#### Extracted entries ####

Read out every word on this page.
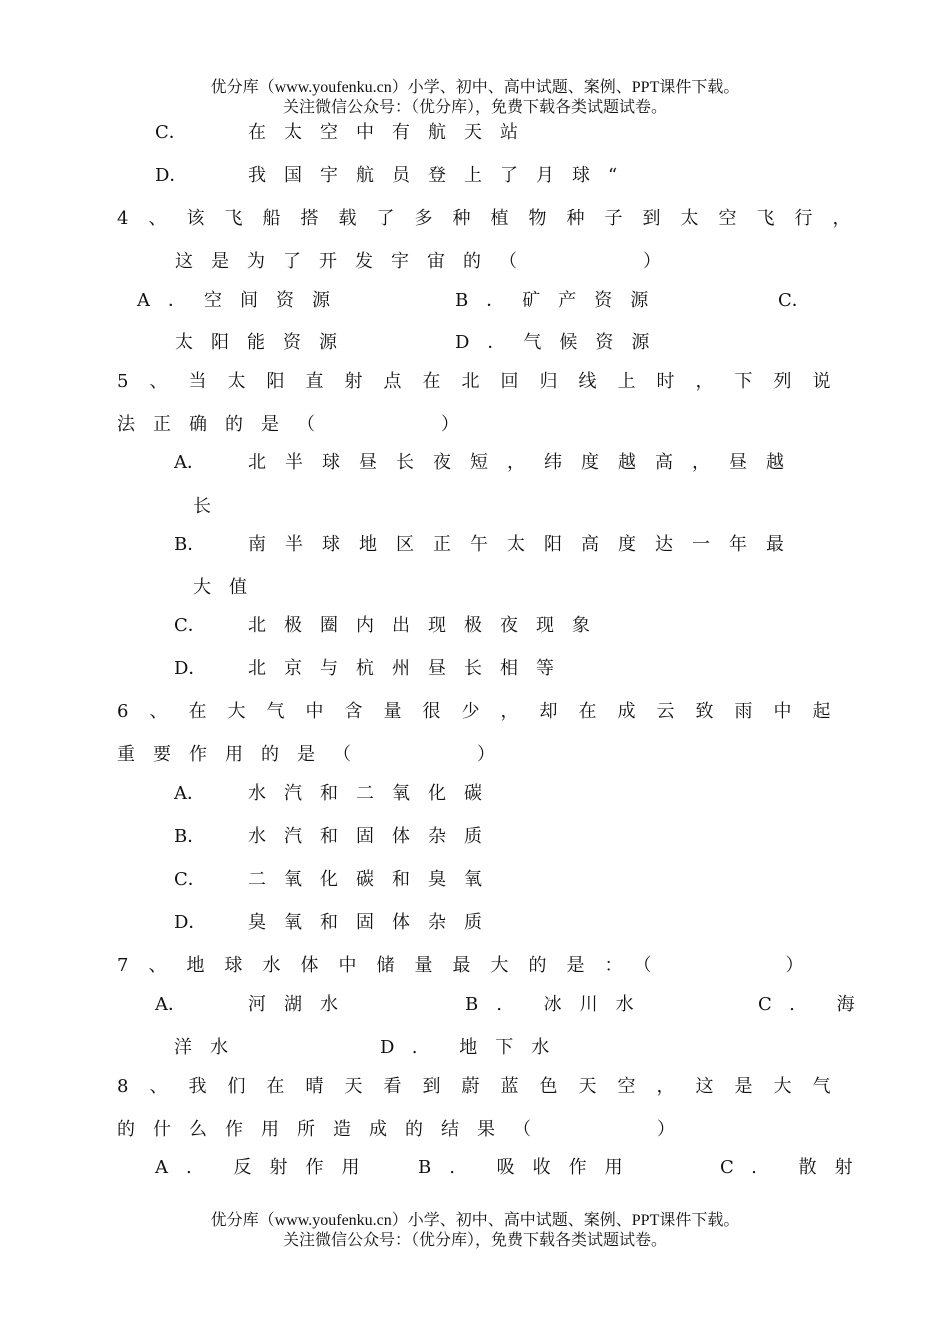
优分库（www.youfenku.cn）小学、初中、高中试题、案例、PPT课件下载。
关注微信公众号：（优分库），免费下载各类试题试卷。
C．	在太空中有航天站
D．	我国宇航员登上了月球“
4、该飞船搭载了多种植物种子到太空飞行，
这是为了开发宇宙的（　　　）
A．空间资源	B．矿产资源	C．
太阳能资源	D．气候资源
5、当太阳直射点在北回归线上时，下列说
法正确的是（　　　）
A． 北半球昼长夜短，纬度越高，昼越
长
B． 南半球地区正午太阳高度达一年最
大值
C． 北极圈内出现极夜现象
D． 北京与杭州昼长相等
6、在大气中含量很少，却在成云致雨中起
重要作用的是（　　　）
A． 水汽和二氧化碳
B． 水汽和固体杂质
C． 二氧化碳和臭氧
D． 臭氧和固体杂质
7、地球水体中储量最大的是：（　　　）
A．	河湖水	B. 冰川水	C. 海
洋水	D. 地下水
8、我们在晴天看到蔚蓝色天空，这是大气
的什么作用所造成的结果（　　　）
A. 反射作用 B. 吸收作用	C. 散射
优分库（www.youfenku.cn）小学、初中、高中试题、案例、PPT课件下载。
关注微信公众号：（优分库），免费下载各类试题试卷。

####

Reproduce the entries above exactly. Do not include the images.

■ **Exercise solution**:
Read out every word on this page.
优分库（www.youfenku.cn）小学、初中、高中试题、案例、PPT课件下载。
关注微信公众号：（优分库），免费下载各类试题试卷。
C．	在太空中有航天站
D．	我国宇航员登上了月球“
4、该飞船搭载了多种植物种子到太空飞行，
这是为了开发宇宙的（　　　）
A．空间资源	B．矿产资源	C．
太阳能资源	D．气候资源
5、当太阳直射点在北回归线上时，下列说
法正确的是（　　　）
A． 北半球昼长夜短，纬度越高，昼越
长
B． 南半球地区正午太阳高度达一年最
大值
C． 北极圈内出现极夜现象
D． 北京与杭州昼长相等
6、在大气中含量很少，却在成云致雨中起
重要作用的是（　　　）
A． 水汽和二氧化碳
B． 水汽和固体杂质
C． 二氧化碳和臭氧
D． 臭氧和固体杂质
7、地球水体中储量最大的是：（　　　）
A．	河湖水	B. 冰川水	C. 海
洋水	D. 地下水
8、我们在晴天看到蔚蓝色天空，这是大气
的什么作用所造成的结果（　　　）
A. 反射作用 B. 吸收作用	C. 散射
优分库（www.youfenku.cn）小学、初中、高中试题、案例、PPT课件下载。
关注微信公众号：（优分库），免费下载各类试题试卷。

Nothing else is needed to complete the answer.